AIM OF THE TASK |
Comb the records below for the string "xlabel" and copy each line where it turns up.

★ ★ ★ ★ ★ ★ ★

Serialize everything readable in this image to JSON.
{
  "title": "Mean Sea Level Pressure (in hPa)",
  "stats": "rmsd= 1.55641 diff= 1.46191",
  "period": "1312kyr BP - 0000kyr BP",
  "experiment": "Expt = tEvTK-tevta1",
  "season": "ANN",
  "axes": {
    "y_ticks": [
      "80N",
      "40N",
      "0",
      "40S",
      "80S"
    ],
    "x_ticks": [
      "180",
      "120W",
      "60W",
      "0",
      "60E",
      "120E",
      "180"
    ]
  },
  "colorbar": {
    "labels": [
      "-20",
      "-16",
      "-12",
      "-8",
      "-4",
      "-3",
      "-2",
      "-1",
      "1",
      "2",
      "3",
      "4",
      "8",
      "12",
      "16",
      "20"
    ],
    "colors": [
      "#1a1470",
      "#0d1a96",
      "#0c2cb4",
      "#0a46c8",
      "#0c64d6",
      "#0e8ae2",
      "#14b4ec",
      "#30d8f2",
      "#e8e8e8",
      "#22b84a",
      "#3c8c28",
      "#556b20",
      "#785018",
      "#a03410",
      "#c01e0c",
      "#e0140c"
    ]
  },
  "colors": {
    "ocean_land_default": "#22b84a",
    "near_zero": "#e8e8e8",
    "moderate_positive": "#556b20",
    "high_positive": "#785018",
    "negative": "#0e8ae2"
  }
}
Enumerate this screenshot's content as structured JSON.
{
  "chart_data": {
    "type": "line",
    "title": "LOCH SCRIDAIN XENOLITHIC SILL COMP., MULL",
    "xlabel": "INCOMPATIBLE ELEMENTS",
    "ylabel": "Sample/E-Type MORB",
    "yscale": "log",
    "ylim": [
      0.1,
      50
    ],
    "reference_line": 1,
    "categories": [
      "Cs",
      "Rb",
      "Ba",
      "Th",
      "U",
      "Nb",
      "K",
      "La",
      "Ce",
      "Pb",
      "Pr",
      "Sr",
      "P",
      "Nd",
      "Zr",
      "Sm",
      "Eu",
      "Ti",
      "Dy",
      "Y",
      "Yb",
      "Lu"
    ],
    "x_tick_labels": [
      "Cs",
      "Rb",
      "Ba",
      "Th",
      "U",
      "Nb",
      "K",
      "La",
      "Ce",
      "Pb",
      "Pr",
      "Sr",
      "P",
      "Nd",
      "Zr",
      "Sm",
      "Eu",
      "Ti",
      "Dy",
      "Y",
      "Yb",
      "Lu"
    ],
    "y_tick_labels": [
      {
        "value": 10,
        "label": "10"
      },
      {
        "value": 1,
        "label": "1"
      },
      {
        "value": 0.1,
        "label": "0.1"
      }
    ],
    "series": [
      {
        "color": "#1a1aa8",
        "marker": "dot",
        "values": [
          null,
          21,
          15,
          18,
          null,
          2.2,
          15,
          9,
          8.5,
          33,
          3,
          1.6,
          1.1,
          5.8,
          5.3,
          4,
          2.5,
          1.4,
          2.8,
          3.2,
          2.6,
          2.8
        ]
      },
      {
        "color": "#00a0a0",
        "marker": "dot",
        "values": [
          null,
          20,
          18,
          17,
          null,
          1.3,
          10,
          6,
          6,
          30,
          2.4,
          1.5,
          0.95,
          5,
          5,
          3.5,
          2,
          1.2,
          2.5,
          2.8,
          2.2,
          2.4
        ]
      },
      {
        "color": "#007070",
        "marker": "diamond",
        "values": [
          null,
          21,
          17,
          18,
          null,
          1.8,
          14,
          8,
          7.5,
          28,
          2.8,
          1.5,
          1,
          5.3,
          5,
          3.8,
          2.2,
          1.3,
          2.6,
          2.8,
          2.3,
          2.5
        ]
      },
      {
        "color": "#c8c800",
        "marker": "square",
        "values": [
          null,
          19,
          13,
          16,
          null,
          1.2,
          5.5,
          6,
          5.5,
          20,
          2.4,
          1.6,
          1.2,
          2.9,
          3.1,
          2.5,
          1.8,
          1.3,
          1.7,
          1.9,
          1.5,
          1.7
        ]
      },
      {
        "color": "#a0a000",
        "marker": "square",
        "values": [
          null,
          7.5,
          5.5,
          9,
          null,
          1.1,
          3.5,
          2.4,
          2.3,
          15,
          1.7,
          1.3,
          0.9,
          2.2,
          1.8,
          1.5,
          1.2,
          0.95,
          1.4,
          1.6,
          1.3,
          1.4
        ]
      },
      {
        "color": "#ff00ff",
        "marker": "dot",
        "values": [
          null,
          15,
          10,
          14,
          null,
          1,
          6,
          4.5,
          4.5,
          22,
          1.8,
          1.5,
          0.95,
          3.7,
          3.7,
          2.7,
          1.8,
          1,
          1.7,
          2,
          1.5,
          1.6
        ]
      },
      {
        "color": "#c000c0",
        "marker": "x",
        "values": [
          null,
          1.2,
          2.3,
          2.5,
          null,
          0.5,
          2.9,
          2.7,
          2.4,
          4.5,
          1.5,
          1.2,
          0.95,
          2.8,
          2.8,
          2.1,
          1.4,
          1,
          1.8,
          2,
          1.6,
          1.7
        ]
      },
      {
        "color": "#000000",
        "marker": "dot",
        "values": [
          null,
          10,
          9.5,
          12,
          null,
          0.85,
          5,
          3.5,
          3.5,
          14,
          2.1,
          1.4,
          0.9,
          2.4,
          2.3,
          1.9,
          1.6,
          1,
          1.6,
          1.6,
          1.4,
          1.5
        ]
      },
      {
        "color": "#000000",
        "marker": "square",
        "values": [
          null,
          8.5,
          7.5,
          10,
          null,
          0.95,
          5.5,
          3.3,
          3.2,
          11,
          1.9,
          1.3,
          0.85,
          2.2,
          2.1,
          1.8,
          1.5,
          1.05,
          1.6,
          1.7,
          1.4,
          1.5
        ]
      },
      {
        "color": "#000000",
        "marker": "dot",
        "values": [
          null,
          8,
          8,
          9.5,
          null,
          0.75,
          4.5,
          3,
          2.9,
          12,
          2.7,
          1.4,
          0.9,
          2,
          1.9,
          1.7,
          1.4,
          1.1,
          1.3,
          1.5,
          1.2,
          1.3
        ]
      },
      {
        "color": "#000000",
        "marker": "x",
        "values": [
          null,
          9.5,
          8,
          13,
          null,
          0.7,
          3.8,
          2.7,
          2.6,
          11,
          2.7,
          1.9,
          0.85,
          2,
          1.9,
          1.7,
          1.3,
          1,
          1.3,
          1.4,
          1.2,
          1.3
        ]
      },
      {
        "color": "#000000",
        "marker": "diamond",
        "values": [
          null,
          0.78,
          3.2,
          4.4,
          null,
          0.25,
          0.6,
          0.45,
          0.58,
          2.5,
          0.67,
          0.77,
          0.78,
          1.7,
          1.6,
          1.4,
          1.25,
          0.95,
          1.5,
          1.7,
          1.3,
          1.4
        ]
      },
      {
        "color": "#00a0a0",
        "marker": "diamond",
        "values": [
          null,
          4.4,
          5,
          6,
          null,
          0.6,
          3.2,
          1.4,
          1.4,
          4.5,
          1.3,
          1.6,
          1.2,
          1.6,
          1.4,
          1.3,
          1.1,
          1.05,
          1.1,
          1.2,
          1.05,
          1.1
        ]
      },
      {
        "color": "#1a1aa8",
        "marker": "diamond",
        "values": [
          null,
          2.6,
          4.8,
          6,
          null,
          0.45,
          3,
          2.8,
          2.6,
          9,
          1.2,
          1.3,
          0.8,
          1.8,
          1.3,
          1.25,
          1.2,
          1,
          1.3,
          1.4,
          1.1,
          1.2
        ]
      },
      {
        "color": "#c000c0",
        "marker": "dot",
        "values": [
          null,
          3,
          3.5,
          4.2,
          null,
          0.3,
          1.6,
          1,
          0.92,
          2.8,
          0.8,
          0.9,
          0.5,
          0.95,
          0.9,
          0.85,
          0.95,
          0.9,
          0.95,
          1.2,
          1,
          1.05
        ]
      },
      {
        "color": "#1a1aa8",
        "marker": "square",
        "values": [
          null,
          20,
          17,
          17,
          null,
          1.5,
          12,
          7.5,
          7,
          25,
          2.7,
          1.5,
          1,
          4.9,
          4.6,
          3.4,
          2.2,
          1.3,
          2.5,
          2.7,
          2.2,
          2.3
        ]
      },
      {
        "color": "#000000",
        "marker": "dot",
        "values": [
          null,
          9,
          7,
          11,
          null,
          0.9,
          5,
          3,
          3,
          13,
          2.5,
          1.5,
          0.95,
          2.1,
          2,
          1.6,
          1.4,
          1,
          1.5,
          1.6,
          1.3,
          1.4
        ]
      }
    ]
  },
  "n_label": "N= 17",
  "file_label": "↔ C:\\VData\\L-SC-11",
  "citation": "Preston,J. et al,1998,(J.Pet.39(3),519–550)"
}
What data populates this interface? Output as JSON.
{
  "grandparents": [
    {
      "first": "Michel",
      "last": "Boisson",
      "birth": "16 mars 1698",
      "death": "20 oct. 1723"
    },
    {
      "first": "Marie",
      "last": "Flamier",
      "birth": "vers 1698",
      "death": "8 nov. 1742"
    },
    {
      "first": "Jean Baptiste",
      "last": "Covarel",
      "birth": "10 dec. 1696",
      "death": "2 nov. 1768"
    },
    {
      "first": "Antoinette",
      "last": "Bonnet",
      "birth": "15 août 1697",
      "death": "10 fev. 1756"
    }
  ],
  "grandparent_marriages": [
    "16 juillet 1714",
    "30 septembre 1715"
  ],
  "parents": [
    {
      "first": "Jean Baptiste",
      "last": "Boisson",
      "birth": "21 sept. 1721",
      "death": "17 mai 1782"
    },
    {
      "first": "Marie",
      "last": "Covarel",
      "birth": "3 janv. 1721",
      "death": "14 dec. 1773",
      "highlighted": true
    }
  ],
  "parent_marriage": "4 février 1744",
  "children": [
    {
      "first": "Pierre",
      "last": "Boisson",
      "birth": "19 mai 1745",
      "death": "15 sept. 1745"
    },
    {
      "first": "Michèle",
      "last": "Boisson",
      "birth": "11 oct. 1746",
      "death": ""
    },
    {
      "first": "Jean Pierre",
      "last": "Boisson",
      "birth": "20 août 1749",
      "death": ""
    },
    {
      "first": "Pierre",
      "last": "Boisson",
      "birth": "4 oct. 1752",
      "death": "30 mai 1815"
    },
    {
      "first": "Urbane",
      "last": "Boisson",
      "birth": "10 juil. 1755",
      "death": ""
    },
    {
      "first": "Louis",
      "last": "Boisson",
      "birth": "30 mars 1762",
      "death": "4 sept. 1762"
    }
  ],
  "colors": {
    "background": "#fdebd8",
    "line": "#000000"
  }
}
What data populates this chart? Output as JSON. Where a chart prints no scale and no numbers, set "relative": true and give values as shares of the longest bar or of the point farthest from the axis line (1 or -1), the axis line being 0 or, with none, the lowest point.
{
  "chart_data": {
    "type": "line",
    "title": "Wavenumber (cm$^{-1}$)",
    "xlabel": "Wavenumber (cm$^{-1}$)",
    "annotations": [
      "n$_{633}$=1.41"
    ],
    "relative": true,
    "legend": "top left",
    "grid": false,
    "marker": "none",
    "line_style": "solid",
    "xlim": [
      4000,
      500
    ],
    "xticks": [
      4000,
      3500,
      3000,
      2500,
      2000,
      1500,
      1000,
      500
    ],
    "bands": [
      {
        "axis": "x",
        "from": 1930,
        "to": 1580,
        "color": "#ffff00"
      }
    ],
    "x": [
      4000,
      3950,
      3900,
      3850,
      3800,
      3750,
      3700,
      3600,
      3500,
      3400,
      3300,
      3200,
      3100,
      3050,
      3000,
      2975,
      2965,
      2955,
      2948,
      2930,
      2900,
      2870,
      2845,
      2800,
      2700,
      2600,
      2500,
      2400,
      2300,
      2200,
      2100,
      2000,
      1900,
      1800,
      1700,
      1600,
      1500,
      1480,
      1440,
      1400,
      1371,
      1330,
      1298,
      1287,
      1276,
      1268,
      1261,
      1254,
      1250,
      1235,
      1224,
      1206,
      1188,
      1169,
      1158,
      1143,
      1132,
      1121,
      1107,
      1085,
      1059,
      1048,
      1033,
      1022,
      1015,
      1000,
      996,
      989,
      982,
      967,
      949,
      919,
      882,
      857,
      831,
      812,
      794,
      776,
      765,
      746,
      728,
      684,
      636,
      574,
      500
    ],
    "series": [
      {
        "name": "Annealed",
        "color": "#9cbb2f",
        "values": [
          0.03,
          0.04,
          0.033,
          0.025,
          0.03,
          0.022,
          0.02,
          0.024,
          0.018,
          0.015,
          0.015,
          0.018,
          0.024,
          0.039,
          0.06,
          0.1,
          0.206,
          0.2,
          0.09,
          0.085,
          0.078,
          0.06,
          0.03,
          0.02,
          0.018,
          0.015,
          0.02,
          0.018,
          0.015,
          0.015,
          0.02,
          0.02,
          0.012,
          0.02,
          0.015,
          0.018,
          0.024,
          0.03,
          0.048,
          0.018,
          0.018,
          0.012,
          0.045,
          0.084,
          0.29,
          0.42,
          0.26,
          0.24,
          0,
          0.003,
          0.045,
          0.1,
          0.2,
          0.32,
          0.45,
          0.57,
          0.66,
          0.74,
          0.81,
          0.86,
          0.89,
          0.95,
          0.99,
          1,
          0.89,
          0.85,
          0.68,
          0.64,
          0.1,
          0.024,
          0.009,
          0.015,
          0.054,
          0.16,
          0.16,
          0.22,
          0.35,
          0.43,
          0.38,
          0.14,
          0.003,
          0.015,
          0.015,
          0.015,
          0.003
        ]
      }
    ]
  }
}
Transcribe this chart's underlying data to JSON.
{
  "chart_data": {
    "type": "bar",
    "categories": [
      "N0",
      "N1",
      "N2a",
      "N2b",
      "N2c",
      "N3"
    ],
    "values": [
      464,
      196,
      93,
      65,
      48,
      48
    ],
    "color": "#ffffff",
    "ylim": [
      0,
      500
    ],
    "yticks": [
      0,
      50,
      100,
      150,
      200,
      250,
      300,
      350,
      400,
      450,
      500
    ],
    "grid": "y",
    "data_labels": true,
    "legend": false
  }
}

★ ★ ★ ★ ★ ★ ★

OUTPUT |
    "xlabel": "INCOMPATIBLE ELEMENTS",
    "xlabel": "Wavenumber (cm$^{-1}$)",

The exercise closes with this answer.